(Stored data entries)
■ ■ ■ ■ ■
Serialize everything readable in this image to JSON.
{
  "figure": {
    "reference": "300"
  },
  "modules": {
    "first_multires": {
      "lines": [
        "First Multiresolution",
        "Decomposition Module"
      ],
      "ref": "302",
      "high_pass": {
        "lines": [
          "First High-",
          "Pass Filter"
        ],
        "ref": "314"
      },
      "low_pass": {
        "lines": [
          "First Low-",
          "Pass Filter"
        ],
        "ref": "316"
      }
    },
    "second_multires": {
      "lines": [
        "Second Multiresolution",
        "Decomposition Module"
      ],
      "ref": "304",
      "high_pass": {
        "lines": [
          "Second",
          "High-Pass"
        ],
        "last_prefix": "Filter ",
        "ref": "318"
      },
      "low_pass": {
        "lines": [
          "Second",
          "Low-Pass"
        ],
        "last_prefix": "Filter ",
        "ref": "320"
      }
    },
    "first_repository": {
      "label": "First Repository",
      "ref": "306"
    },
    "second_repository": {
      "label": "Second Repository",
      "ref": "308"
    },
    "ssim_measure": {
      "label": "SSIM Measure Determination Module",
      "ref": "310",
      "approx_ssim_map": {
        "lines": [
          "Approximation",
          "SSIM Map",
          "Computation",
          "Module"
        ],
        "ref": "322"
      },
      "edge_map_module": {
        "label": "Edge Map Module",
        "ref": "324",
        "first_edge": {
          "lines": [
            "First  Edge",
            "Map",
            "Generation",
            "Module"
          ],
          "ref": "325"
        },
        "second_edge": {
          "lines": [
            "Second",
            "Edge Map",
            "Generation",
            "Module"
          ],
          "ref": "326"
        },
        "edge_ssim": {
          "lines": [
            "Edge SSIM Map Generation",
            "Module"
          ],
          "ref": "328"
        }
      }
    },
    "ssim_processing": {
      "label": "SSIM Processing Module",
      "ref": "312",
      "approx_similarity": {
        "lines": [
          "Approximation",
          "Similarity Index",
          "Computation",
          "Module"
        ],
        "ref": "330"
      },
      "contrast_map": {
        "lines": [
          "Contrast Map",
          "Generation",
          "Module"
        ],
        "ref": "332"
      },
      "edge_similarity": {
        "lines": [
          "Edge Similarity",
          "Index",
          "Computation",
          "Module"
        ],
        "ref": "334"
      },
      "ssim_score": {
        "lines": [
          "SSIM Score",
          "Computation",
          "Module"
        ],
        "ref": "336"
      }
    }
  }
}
■ ■ ■ ■ ■
__TO BE DONE__: All of the data must be returned exactly.

__ANSWER TO THE PROBLEM__:
Serialize everything readable in this image to JSON.
{
  "figure": {
    "reference": "300"
  },
  "modules": {
    "first_multires": {
      "lines": [
        "First Multiresolution",
        "Decomposition Module"
      ],
      "ref": "302",
      "high_pass": {
        "lines": [
          "First High-",
          "Pass Filter"
        ],
        "ref": "314"
      },
      "low_pass": {
        "lines": [
          "First Low-",
          "Pass Filter"
        ],
        "ref": "316"
      }
    },
    "second_multires": {
      "lines": [
        "Second Multiresolution",
        "Decomposition Module"
      ],
      "ref": "304",
      "high_pass": {
        "lines": [
          "Second",
          "High-Pass"
        ],
        "last_prefix": "Filter ",
        "ref": "318"
      },
      "low_pass": {
        "lines": [
          "Second",
          "Low-Pass"
        ],
        "last_prefix": "Filter ",
        "ref": "320"
      }
    },
    "first_repository": {
      "label": "First Repository",
      "ref": "306"
    },
    "second_repository": {
      "label": "Second Repository",
      "ref": "308"
    },
    "ssim_measure": {
      "label": "SSIM Measure Determination Module",
      "ref": "310",
      "approx_ssim_map": {
        "lines": [
          "Approximation",
          "SSIM Map",
          "Computation",
          "Module"
        ],
        "ref": "322"
      },
      "edge_map_module": {
        "label": "Edge Map Module",
        "ref": "324",
        "first_edge": {
          "lines": [
            "First  Edge",
            "Map",
            "Generation",
            "Module"
          ],
          "ref": "325"
        },
        "second_edge": {
          "lines": [
            "Second",
            "Edge Map",
            "Generation",
            "Module"
          ],
          "ref": "326"
        },
        "edge_ssim": {
          "lines": [
            "Edge SSIM Map Generation",
            "Module"
          ],
          "ref": "328"
        }
      }
    },
    "ssim_processing": {
      "label": "SSIM Processing Module",
      "ref": "312",
      "approx_similarity": {
        "lines": [
          "Approximation",
          "Similarity Index",
          "Computation",
          "Module"
        ],
        "ref": "330"
      },
      "contrast_map": {
        "lines": [
          "Contrast Map",
          "Generation",
          "Module"
        ],
        "ref": "332"
      },
      "edge_similarity": {
        "lines": [
          "Edge Similarity",
          "Index",
          "Computation",
          "Module"
        ],
        "ref": "334"
      },
      "ssim_score": {
        "lines": [
          "SSIM Score",
          "Computation",
          "Module"
        ],
        "ref": "336"
      }
    }
  }
}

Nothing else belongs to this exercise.